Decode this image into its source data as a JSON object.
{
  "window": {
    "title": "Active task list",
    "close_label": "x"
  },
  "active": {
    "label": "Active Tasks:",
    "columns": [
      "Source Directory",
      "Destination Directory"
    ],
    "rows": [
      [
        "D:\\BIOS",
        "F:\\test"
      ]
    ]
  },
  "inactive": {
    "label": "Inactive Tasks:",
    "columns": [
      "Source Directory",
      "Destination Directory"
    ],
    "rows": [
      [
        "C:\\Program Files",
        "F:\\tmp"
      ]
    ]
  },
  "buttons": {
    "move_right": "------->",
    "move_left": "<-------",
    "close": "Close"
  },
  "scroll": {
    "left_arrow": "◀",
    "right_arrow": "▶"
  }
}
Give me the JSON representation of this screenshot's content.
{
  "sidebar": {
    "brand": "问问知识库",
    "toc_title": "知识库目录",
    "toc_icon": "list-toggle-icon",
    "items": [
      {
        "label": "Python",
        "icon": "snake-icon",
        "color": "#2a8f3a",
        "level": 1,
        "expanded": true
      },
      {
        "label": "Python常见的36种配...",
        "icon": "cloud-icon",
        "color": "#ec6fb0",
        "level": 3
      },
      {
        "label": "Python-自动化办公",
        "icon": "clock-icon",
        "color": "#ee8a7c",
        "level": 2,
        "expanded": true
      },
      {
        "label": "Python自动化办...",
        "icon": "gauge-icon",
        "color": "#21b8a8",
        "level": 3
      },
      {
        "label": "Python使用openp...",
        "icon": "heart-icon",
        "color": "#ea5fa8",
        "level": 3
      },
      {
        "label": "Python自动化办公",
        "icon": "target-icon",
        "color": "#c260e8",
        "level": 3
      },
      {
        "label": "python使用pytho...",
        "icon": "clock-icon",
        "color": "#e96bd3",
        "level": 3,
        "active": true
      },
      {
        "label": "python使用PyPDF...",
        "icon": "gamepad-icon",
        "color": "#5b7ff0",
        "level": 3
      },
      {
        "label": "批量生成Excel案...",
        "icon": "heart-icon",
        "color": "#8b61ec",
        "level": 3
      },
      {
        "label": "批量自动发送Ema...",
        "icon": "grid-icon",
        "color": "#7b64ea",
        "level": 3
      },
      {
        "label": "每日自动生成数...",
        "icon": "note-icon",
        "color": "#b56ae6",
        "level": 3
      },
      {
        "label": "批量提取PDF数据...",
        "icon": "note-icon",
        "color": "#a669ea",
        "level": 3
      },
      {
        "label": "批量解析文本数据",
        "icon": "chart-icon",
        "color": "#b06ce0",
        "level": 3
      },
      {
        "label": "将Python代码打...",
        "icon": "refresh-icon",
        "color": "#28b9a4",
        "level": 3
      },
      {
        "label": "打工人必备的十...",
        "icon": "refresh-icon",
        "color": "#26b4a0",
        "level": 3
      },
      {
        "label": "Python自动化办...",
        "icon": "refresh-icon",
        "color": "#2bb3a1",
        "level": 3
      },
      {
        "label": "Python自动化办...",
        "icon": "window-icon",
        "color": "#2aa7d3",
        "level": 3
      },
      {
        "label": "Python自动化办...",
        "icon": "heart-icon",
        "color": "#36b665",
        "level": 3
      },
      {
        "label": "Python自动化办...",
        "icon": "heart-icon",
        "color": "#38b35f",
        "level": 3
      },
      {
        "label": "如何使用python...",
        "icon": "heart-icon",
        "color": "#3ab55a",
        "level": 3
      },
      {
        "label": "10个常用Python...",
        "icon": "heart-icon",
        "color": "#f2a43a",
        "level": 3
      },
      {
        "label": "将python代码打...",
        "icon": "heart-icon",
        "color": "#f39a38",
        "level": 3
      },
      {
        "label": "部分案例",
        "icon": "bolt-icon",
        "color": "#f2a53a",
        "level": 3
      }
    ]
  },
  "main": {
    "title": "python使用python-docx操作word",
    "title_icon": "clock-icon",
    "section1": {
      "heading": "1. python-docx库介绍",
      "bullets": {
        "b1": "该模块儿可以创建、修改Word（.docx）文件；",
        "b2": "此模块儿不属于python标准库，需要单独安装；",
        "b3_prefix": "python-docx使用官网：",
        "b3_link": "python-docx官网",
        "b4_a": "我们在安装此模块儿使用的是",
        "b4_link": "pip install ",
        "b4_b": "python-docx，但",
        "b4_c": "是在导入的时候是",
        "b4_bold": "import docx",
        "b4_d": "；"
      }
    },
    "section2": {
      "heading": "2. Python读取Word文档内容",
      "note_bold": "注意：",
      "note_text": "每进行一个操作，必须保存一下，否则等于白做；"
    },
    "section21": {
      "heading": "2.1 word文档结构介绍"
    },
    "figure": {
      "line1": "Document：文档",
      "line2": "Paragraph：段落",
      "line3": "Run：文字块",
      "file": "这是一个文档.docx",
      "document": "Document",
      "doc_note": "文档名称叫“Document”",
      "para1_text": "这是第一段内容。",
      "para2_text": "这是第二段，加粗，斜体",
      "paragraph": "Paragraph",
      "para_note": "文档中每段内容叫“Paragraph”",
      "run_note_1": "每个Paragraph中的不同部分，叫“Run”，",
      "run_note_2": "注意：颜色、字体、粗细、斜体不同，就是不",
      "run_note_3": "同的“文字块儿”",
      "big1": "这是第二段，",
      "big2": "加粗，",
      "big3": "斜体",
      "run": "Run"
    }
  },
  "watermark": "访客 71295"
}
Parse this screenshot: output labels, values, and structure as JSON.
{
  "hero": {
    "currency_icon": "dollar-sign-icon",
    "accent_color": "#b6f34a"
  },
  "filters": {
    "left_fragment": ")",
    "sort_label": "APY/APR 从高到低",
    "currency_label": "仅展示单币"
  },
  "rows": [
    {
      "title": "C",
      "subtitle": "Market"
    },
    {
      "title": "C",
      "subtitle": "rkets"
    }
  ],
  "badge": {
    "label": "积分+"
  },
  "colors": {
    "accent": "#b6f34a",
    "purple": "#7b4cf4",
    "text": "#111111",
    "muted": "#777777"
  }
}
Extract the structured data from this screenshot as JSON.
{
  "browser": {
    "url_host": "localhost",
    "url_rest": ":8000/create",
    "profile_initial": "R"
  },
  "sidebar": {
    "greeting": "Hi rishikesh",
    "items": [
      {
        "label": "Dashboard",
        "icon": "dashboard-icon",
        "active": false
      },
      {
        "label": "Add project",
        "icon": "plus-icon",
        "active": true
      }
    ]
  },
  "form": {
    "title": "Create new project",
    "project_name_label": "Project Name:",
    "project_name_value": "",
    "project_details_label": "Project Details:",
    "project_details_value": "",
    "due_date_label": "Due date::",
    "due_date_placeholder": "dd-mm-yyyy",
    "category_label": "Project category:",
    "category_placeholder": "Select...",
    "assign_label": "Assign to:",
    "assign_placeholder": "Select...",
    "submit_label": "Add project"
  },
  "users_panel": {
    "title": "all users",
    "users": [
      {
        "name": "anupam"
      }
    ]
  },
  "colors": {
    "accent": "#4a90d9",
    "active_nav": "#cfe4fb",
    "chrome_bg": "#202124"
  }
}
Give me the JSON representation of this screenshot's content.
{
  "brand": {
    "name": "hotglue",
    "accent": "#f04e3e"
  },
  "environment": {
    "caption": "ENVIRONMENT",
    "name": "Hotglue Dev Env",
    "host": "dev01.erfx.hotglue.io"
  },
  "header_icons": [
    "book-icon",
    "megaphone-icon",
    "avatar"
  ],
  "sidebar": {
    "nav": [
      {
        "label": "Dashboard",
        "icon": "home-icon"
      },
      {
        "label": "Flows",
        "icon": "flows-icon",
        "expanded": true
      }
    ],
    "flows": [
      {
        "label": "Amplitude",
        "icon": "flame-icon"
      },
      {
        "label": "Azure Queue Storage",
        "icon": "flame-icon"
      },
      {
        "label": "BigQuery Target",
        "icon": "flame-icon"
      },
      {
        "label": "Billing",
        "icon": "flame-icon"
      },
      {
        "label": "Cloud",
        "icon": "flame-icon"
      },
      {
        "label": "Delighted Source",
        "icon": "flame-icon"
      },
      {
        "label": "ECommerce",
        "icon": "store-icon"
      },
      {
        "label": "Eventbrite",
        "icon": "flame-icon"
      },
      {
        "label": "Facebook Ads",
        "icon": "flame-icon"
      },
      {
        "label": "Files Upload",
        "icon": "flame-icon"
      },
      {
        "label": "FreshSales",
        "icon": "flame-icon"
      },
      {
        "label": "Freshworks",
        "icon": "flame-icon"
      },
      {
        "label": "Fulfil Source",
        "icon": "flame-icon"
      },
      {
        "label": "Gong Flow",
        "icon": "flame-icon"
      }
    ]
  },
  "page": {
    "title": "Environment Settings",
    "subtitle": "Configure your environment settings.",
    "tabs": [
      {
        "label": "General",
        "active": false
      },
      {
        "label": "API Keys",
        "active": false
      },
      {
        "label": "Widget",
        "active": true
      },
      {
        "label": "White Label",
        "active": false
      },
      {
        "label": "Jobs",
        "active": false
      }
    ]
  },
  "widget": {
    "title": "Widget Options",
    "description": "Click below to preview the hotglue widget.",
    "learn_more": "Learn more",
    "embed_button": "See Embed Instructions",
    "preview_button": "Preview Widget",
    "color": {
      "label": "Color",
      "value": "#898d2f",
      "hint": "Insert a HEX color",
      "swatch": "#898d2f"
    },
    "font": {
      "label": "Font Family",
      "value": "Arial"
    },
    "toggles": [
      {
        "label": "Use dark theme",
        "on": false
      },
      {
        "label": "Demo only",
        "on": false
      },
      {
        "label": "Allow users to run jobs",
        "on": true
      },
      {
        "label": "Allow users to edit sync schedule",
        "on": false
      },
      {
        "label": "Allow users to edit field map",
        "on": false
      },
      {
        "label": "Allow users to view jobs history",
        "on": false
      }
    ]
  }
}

THE PROBLEM:
List every line above containing the word "this".

TASK SOLUTION:
Decode this image into its source data as a JSON object.
Give me the JSON representation of this screenshot's content.
Parse this screenshot: output labels, values, and structure as JSON.
Extract the structured data from this screenshot as JSON.
Give me the JSON representation of this screenshot's content.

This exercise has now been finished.